### What to do
Produce an exact copy of all the records.

** start **

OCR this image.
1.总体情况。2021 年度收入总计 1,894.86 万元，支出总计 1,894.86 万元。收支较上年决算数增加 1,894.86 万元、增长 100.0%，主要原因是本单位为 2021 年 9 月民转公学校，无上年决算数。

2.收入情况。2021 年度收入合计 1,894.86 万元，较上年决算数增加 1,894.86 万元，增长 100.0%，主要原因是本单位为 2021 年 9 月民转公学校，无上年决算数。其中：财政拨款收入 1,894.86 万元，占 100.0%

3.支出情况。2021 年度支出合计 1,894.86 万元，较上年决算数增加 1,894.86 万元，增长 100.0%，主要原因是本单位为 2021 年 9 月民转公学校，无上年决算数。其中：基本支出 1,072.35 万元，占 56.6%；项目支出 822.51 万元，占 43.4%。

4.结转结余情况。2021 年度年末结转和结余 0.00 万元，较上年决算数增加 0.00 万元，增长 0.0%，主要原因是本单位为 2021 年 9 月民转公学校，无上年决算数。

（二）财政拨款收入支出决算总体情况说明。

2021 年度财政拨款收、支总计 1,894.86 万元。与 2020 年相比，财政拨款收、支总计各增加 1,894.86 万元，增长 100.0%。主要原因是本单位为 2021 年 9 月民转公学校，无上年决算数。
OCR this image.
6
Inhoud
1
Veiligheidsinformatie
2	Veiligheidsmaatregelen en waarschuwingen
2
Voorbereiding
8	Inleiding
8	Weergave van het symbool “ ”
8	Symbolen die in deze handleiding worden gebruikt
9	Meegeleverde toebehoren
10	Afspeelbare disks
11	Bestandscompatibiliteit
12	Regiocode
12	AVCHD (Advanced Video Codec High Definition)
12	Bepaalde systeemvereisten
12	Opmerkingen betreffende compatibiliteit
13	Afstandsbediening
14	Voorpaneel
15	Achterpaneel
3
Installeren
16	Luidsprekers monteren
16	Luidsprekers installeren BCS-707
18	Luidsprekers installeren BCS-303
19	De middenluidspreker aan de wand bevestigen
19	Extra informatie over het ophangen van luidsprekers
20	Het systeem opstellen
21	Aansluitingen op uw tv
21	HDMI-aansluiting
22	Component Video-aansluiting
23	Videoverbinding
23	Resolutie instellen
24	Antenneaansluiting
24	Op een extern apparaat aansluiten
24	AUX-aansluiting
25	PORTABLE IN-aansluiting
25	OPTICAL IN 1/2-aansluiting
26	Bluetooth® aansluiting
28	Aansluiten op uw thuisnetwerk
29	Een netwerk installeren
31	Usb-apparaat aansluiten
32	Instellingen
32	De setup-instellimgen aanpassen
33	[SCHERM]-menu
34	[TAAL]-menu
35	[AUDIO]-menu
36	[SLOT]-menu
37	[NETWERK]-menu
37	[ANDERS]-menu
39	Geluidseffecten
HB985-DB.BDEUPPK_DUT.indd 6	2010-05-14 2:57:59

** end **

### Response to the task
OCR this image.
1.总体情况。2021 年度收入总计 1,894.86 万元，支出总计 1,894.86 万元。收支较上年决算数增加 1,894.86 万元、增长 100.0%，主要原因是本单位为 2021 年 9 月民转公学校，无上年决算数。

2.收入情况。2021 年度收入合计 1,894.86 万元，较上年决算数增加 1,894.86 万元，增长 100.0%，主要原因是本单位为 2021 年 9 月民转公学校，无上年决算数。其中：财政拨款收入 1,894.86 万元，占 100.0%

3.支出情况。2021 年度支出合计 1,894.86 万元，较上年决算数增加 1,894.86 万元，增长 100.0%，主要原因是本单位为 2021 年 9 月民转公学校，无上年决算数。其中：基本支出 1,072.35 万元，占 56.6%；项目支出 822.51 万元，占 43.4%。

4.结转结余情况。2021 年度年末结转和结余 0.00 万元，较上年决算数增加 0.00 万元，增长 0.0%，主要原因是本单位为 2021 年 9 月民转公学校，无上年决算数。

（二）财政拨款收入支出决算总体情况说明。

2021 年度财政拨款收、支总计 1,894.86 万元。与 2020 年相比，财政拨款收、支总计各增加 1,894.86 万元，增长 100.0%。主要原因是本单位为 2021 年 9 月民转公学校，无上年决算数。
OCR this image.
6
Inhoud
1
Veiligheidsinformatie
2	Veiligheidsmaatregelen en waarschuwingen
2
Voorbereiding
8	Inleiding
8	Weergave van het symbool “ ”
8	Symbolen die in deze handleiding worden gebruikt
9	Meegeleverde toebehoren
10	Afspeelbare disks
11	Bestandscompatibiliteit
12	Regiocode
12	AVCHD (Advanced Video Codec High Definition)
12	Bepaalde systeemvereisten
12	Opmerkingen betreffende compatibiliteit
13	Afstandsbediening
14	Voorpaneel
15	Achterpaneel
3
Installeren
16	Luidsprekers monteren
16	Luidsprekers installeren BCS-707
18	Luidsprekers installeren BCS-303
19	De middenluidspreker aan de wand bevestigen
19	Extra informatie over het ophangen van luidsprekers
20	Het systeem opstellen
21	Aansluitingen op uw tv
21	HDMI-aansluiting
22	Component Video-aansluiting
23	Videoverbinding
23	Resolutie instellen
24	Antenneaansluiting
24	Op een extern apparaat aansluiten
24	AUX-aansluiting
25	PORTABLE IN-aansluiting
25	OPTICAL IN 1/2-aansluiting
26	Bluetooth® aansluiting
28	Aansluiten op uw thuisnetwerk
29	Een netwerk installeren
31	Usb-apparaat aansluiten
32	Instellingen
32	De setup-instellimgen aanpassen
33	[SCHERM]-menu
34	[TAAL]-menu
35	[AUDIO]-menu
36	[SLOT]-menu
37	[NETWERK]-menu
37	[ANDERS]-menu
39	Geluidseffecten
HB985-DB.BDEUPPK_DUT.indd 6	2010-05-14 2:57:59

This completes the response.